Aim
Out of the lines in this data, how many include "Travel"? Give the number and nothing else.

Excerpts from a figure dataset:

+ + + + + + +

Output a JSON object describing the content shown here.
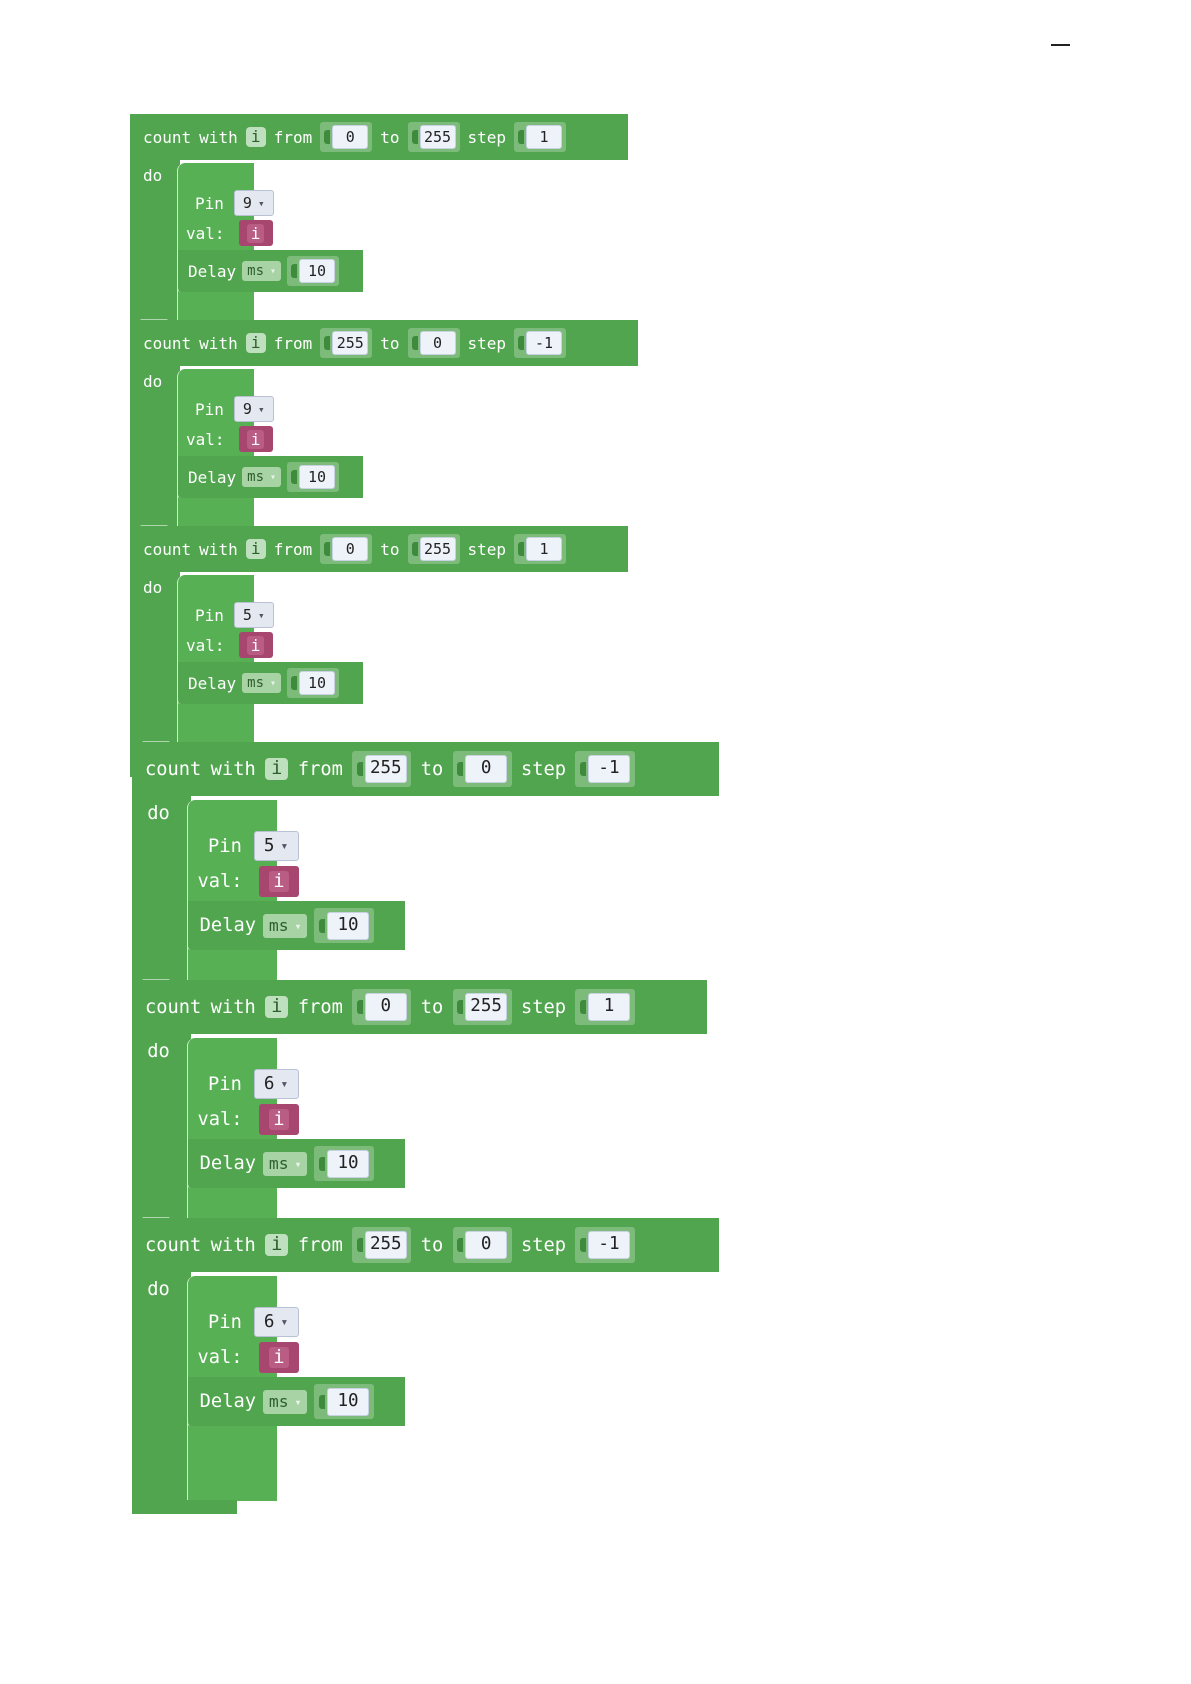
{
  "loops": [
    {
      "count": "count",
      "with": "with",
      "var": "i",
      "from_lbl": "from",
      "from": "0",
      "to_lbl": "to",
      "to": "255",
      "step_lbl": "step",
      "step": "1",
      "do": "do",
      "pin_lbl": "Pin",
      "pin": "9",
      "val_lbl": "val:",
      "val_var": "i",
      "delay_lbl": "Delay",
      "unit": "ms",
      "delay": "10"
    },
    {
      "count": "count",
      "with": "with",
      "var": "i",
      "from_lbl": "from",
      "from": "255",
      "to_lbl": "to",
      "to": "0",
      "step_lbl": "step",
      "step": "-1",
      "do": "do",
      "pin_lbl": "Pin",
      "pin": "9",
      "val_lbl": "val:",
      "val_var": "i",
      "delay_lbl": "Delay",
      "unit": "ms",
      "delay": "10"
    },
    {
      "count": "count",
      "with": "with",
      "var": "i",
      "from_lbl": "from",
      "from": "0",
      "to_lbl": "to",
      "to": "255",
      "step_lbl": "step",
      "step": "1",
      "do": "do",
      "pin_lbl": "Pin",
      "pin": "5",
      "val_lbl": "val:",
      "val_var": "i",
      "delay_lbl": "Delay",
      "unit": "ms",
      "delay": "10"
    },
    {
      "count": "count",
      "with": "with",
      "var": "i",
      "from_lbl": "from",
      "from": "255",
      "to_lbl": "to",
      "to": "0",
      "step_lbl": "step",
      "step": "-1",
      "do": "do",
      "pin_lbl": "Pin",
      "pin": "5",
      "val_lbl": "val:",
      "val_var": "i",
      "delay_lbl": "Delay",
      "unit": "ms",
      "delay": "10"
    },
    {
      "count": "count",
      "with": "with",
      "var": "i",
      "from_lbl": "from",
      "from": "0",
      "to_lbl": "to",
      "to": "255",
      "step_lbl": "step",
      "step": "1",
      "do": "do",
      "pin_lbl": "Pin",
      "pin": "6",
      "val_lbl": "val:",
      "val_var": "i",
      "delay_lbl": "Delay",
      "unit": "ms",
      "delay": "10"
    },
    {
      "count": "count",
      "with": "with",
      "var": "i",
      "from_lbl": "from",
      "from": "255",
      "to_lbl": "to",
      "to": "0",
      "step_lbl": "step",
      "step": "-1",
      "do": "do",
      "pin_lbl": "Pin",
      "pin": "6",
      "val_lbl": "val:",
      "val_var": "i",
      "delay_lbl": "Delay",
      "unit": "ms",
      "delay": "10"
    }
  ],
  "icons": {
    "dropdown": "chevron-down-icon"
  },
  "colors": {
    "loop_block": "#50a54e",
    "variable_block": "#a7476f",
    "number_field": "#eef3fa"
  }
}
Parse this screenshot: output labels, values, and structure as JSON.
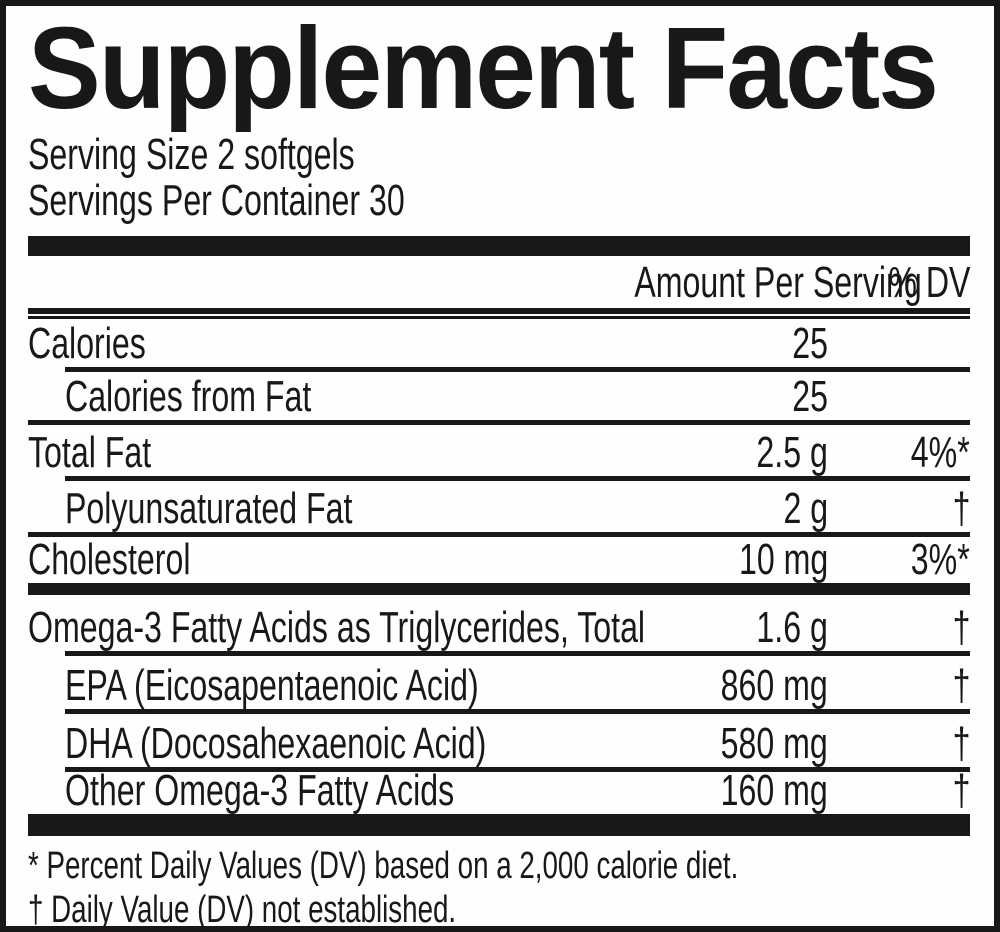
{
  "supplement_facts": {
    "title": "Supplement Facts",
    "serving_size": "Serving Size 2 softgels",
    "servings_per_container": "Servings Per Container 30",
    "columns": {
      "amount_header": "Amount Per Serving",
      "dv_header": "% DV"
    },
    "rows": [
      {
        "name": "Calories",
        "amount": "25",
        "dv": "",
        "indent": false
      },
      {
        "name": "Calories from Fat",
        "amount": "25",
        "dv": "",
        "indent": true
      },
      {
        "name": "Total Fat",
        "amount": "2.5 g",
        "dv": "4%*",
        "indent": false
      },
      {
        "name": "Polyunsaturated Fat",
        "amount": "2 g",
        "dv": "†",
        "indent": true
      },
      {
        "name": "Cholesterol",
        "amount": "10 mg",
        "dv": "3%*",
        "indent": false
      },
      {
        "name": "Omega-3 Fatty Acids as Triglycerides, Total",
        "amount": "1.6 g",
        "dv": "†",
        "indent": false
      },
      {
        "name": "EPA (Eicosapentaenoic Acid)",
        "amount": "860 mg",
        "dv": "†",
        "indent": true
      },
      {
        "name": "DHA (Docosahexaenoic Acid)",
        "amount": "580 mg",
        "dv": "†",
        "indent": true
      },
      {
        "name": "Other Omega-3 Fatty Acids",
        "amount": "160 mg",
        "dv": "†",
        "indent": true
      }
    ],
    "footnotes": [
      "* Percent Daily Values (DV) based on a 2,000 calorie diet.",
      "† Daily Value (DV) not established."
    ],
    "colors": {
      "ink": "#1a171b",
      "background": "#ffffff"
    }
  }
}
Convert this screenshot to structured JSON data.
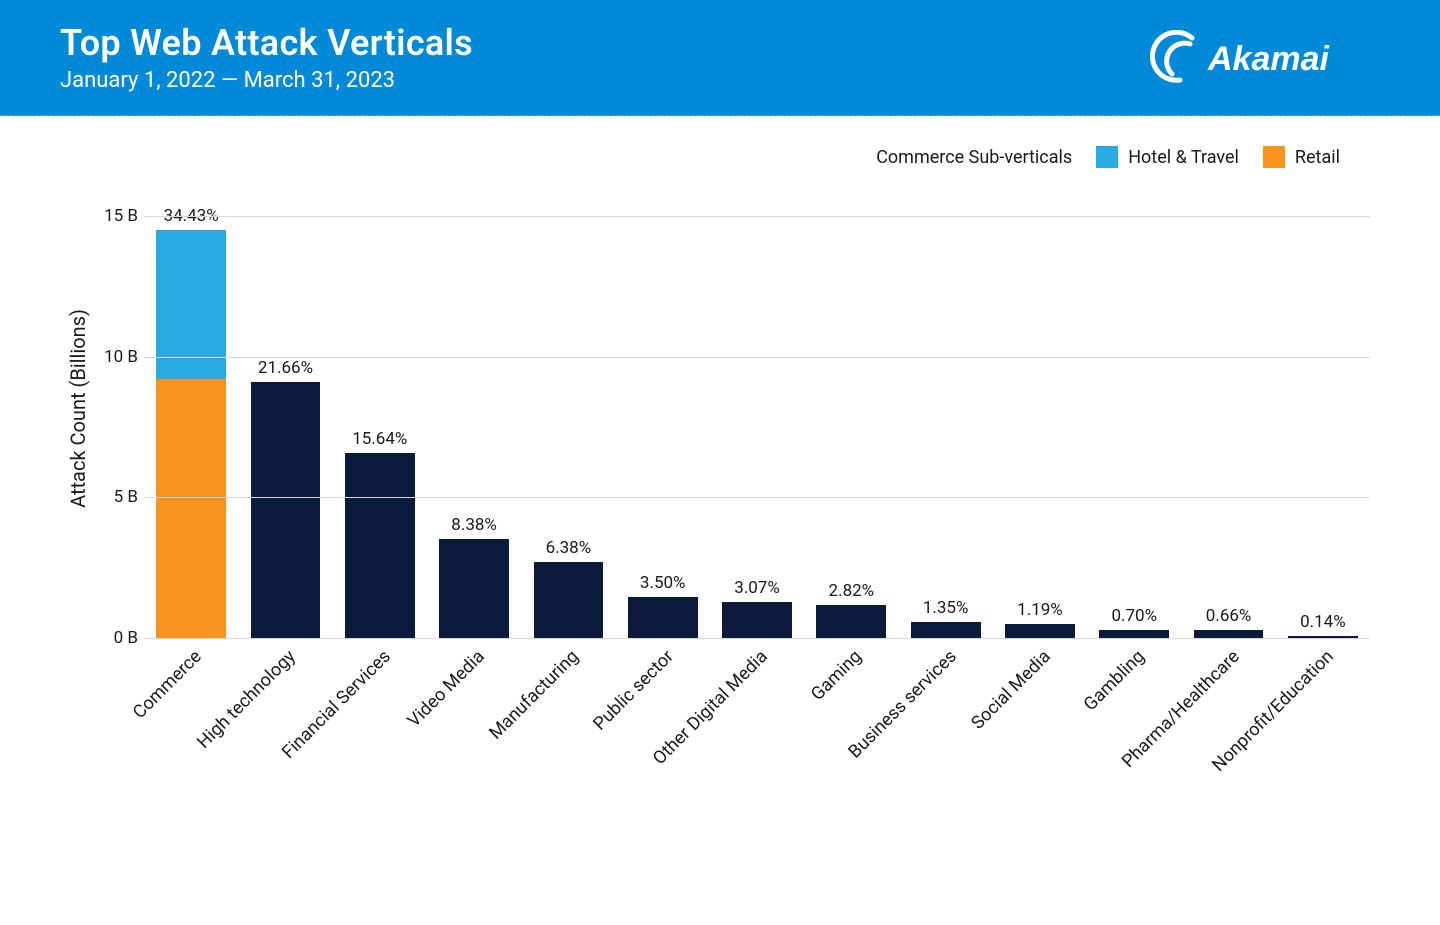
{
  "header": {
    "title": "Top Web Attack Verticals",
    "subtitle": "January 1, 2022 — March 31, 2023",
    "brand": "Akamai",
    "bg_color": "#0089d6",
    "text_color": "#ffffff"
  },
  "legend": {
    "title": "Commerce Sub-verticals",
    "items": [
      {
        "label": "Hotel & Travel",
        "color": "#29abe2"
      },
      {
        "label": "Retail",
        "color": "#f7931e"
      }
    ]
  },
  "chart": {
    "type": "stacked-bar",
    "y_label": "Attack Count (Billions)",
    "y_max": 16,
    "y_ticks": [
      {
        "value": 0,
        "label": "0 B"
      },
      {
        "value": 5,
        "label": "5 B"
      },
      {
        "value": 10,
        "label": "10 B"
      },
      {
        "value": 15,
        "label": "15 B"
      }
    ],
    "grid_color": "#d9d9d9",
    "default_bar_color": "#0a1a3a",
    "label_fontsize": 18,
    "tick_fontsize": 17,
    "bar_width_ratio": 0.74,
    "bars": [
      {
        "category": "Commerce",
        "pct_label": "34.43%",
        "total": 14.5,
        "segments": [
          {
            "name": "Hotel & Travel",
            "value": 5.3,
            "color": "#29abe2"
          },
          {
            "name": "Retail",
            "value": 9.2,
            "color": "#f7931e"
          }
        ]
      },
      {
        "category": "High technology",
        "pct_label": "21.66%",
        "total": 9.12,
        "segments": [
          {
            "value": 9.12
          }
        ]
      },
      {
        "category": "Financial Services",
        "pct_label": "15.64%",
        "total": 6.59,
        "segments": [
          {
            "value": 6.59
          }
        ]
      },
      {
        "category": "Video Media",
        "pct_label": "8.38%",
        "total": 3.53,
        "segments": [
          {
            "value": 3.53
          }
        ]
      },
      {
        "category": "Manufacturing",
        "pct_label": "6.38%",
        "total": 2.69,
        "segments": [
          {
            "value": 2.69
          }
        ]
      },
      {
        "category": "Public sector",
        "pct_label": "3.50%",
        "total": 1.47,
        "segments": [
          {
            "value": 1.47
          }
        ]
      },
      {
        "category": "Other Digital Media",
        "pct_label": "3.07%",
        "total": 1.29,
        "segments": [
          {
            "value": 1.29
          }
        ]
      },
      {
        "category": "Gaming",
        "pct_label": "2.82%",
        "total": 1.19,
        "segments": [
          {
            "value": 1.19
          }
        ]
      },
      {
        "category": "Business services",
        "pct_label": "1.35%",
        "total": 0.57,
        "segments": [
          {
            "value": 0.57
          }
        ]
      },
      {
        "category": "Social Media",
        "pct_label": "1.19%",
        "total": 0.5,
        "segments": [
          {
            "value": 0.5
          }
        ]
      },
      {
        "category": "Gambling",
        "pct_label": "0.70%",
        "total": 0.29,
        "segments": [
          {
            "value": 0.29
          }
        ]
      },
      {
        "category": "Pharma/Healthcare",
        "pct_label": "0.66%",
        "total": 0.28,
        "segments": [
          {
            "value": 0.28
          }
        ]
      },
      {
        "category": "Nonprofit/Education",
        "pct_label": "0.14%",
        "total": 0.06,
        "segments": [
          {
            "value": 0.06
          }
        ]
      }
    ]
  }
}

+ + + + + + +

The answer
2